Given request:
What you return should match every record exactly, with the images removed.

★ ★ ★ ★ ★ ★ ★

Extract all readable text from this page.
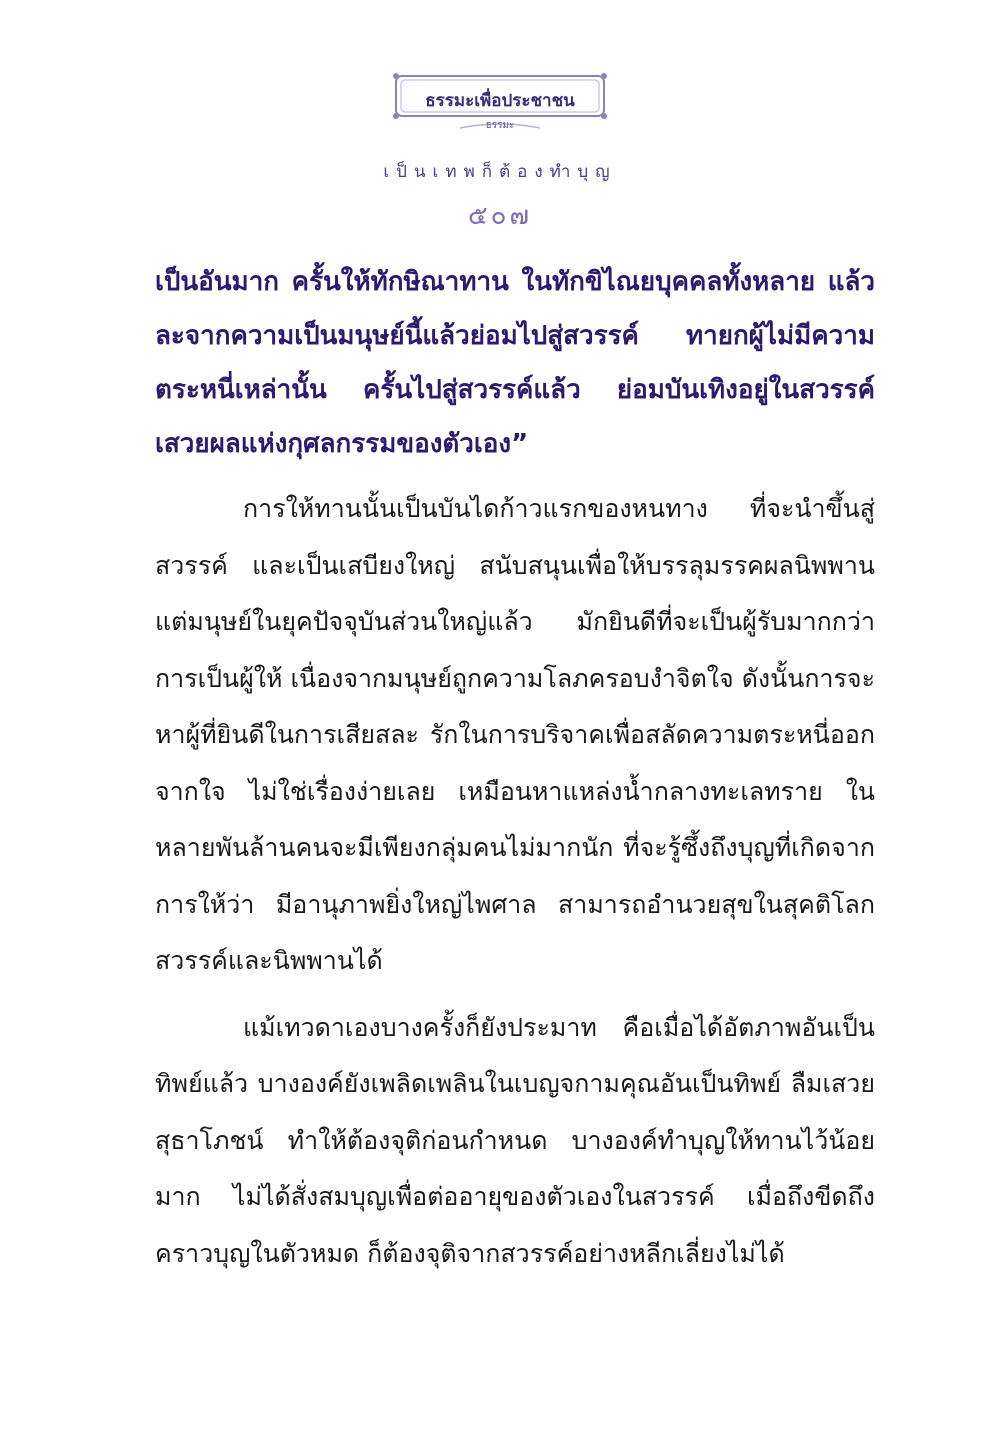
ธรรมะเพื่อประชาชน
ธรรมะ
เป็นเทพก็ต้องทำบุญ
๕๐๗

เป็นอันมาก ครั้นให้ทักษิณาทาน ในทักขิไณยบุคคลทั้งหลาย แล้ว ละจากความเป็นมนุษย์นี้แล้วย่อมไปสู่สวรรค์ ทายกผู้ไม่มีความตระหนี่เหล่านั้น ครั้นไปสู่สวรรค์แล้ว ย่อมบันเทิงอยู่ในสวรรค์เสวยผลแห่งกุศลกรรมของตัวเอง”

การให้ทานนั้นเป็นบันไดก้าวแรกของหนทาง ที่จะนำขึ้นสู่สวรรค์ และเป็นเสบียงใหญ่ สนับสนุนเพื่อให้บรรลุมรรคผลนิพพาน แต่มนุษย์ในยุคปัจจุบันส่วนใหญ่แล้ว มักยินดีที่จะเป็นผู้รับมากกว่าการเป็นผู้ให้ เนื่องจากมนุษย์ถูกความโลภครอบงำจิตใจ ดังนั้นการจะหาผู้ที่ยินดีในการเสียสละ รักในการบริจาคเพื่อสลัดความตระหนี่ออกจากใจ ไม่ใช่เรื่องง่ายเลย เหมือนหาแหล่งน้ำกลางทะเลทราย ในหลายพันล้านคนจะมีเพียงกลุ่มคนไม่มากนัก ที่จะรู้ซึ้งถึงบุญที่เกิดจากการให้ว่า มีอานุภาพยิ่งใหญ่ไพศาล สามารถอำนวยสุขในสุคติโลกสวรรค์และนิพพานได้

แม้เทวดาเองบางครั้งก็ยังประมาท คือเมื่อได้อัตภาพอันเป็นทิพย์แล้ว บางองค์ยังเพลิดเพลินในเบญจกามคุณอันเป็นทิพย์ ลืมเสวยสุธาโภชน์ ทำให้ต้องจุติก่อนกำหนด บางองค์ทำบุญให้ทานไว้น้อยมาก ไม่ได้สั่งสมบุญเพื่อต่ออายุของตัวเองในสวรรค์ เมื่อถึงขีดถึงคราวบุญในตัวหมด ก็ต้องจุติจากสวรรค์อย่างหลีกเลี่ยงไม่ได้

★ ★ ★ ★ ★ ★ ★

Task result:
Extract all readable text from this page.
ธรรมะเพื่อประชาชน
ธรรมะ
เป็นเทพก็ต้องทำบุญ
๕๐๗

เป็นอันมาก ครั้นให้ทักษิณาทาน ในทักขิไณยบุคคลทั้งหลาย แล้ว ละจากความเป็นมนุษย์นี้แล้วย่อมไปสู่สวรรค์ ทายกผู้ไม่มีความตระหนี่เหล่านั้น ครั้นไปสู่สวรรค์แล้ว ย่อมบันเทิงอยู่ในสวรรค์เสวยผลแห่งกุศลกรรมของตัวเอง”

การให้ทานนั้นเป็นบันไดก้าวแรกของหนทาง ที่จะนำขึ้นสู่สวรรค์ และเป็นเสบียงใหญ่ สนับสนุนเพื่อให้บรรลุมรรคผลนิพพาน แต่มนุษย์ในยุคปัจจุบันส่วนใหญ่แล้ว มักยินดีที่จะเป็นผู้รับมากกว่าการเป็นผู้ให้ เนื่องจากมนุษย์ถูกความโลภครอบงำจิตใจ ดังนั้นการจะหาผู้ที่ยินดีในการเสียสละ รักในการบริจาคเพื่อสลัดความตระหนี่ออกจากใจ ไม่ใช่เรื่องง่ายเลย เหมือนหาแหล่งน้ำกลางทะเลทราย ในหลายพันล้านคนจะมีเพียงกลุ่มคนไม่มากนัก ที่จะรู้ซึ้งถึงบุญที่เกิดจากการให้ว่า มีอานุภาพยิ่งใหญ่ไพศาล สามารถอำนวยสุขในสุคติโลกสวรรค์และนิพพานได้

แม้เทวดาเองบางครั้งก็ยังประมาท คือเมื่อได้อัตภาพอันเป็นทิพย์แล้ว บางองค์ยังเพลิดเพลินในเบญจกามคุณอันเป็นทิพย์ ลืมเสวยสุธาโภชน์ ทำให้ต้องจุติก่อนกำหนด บางองค์ทำบุญให้ทานไว้น้อยมาก ไม่ได้สั่งสมบุญเพื่อต่ออายุของตัวเองในสวรรค์ เมื่อถึงขีดถึงคราวบุญในตัวหมด ก็ต้องจุติจากสวรรค์อย่างหลีกเลี่ยงไม่ได้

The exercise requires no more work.